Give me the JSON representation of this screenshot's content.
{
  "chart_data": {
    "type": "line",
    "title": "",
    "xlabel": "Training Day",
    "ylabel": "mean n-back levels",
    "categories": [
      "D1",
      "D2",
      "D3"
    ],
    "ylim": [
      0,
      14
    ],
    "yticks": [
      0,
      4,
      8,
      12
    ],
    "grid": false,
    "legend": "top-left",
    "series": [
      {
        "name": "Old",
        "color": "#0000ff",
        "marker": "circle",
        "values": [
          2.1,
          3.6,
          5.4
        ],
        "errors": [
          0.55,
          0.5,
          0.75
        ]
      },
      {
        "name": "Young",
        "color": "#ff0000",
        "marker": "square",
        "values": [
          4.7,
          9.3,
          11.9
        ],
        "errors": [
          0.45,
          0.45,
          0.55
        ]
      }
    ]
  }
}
+-------+
EXERCISE PROMPT →
The records above should be repeated in full, exactly as given.

FINISHED ANSWER →
Give me the JSON representation of this screenshot's content.
{
  "chart_data": {
    "type": "line",
    "title": "",
    "xlabel": "Training Day",
    "ylabel": "mean n-back levels",
    "categories": [
      "D1",
      "D2",
      "D3"
    ],
    "ylim": [
      0,
      14
    ],
    "yticks": [
      0,
      4,
      8,
      12
    ],
    "grid": false,
    "legend": "top-left",
    "series": [
      {
        "name": "Old",
        "color": "#0000ff",
        "marker": "circle",
        "values": [
          2.1,
          3.6,
          5.4
        ],
        "errors": [
          0.55,
          0.5,
          0.75
        ]
      },
      {
        "name": "Young",
        "color": "#ff0000",
        "marker": "square",
        "values": [
          4.7,
          9.3,
          11.9
        ],
        "errors": [
          0.45,
          0.45,
          0.55
        ]
      }
    ]
  }
}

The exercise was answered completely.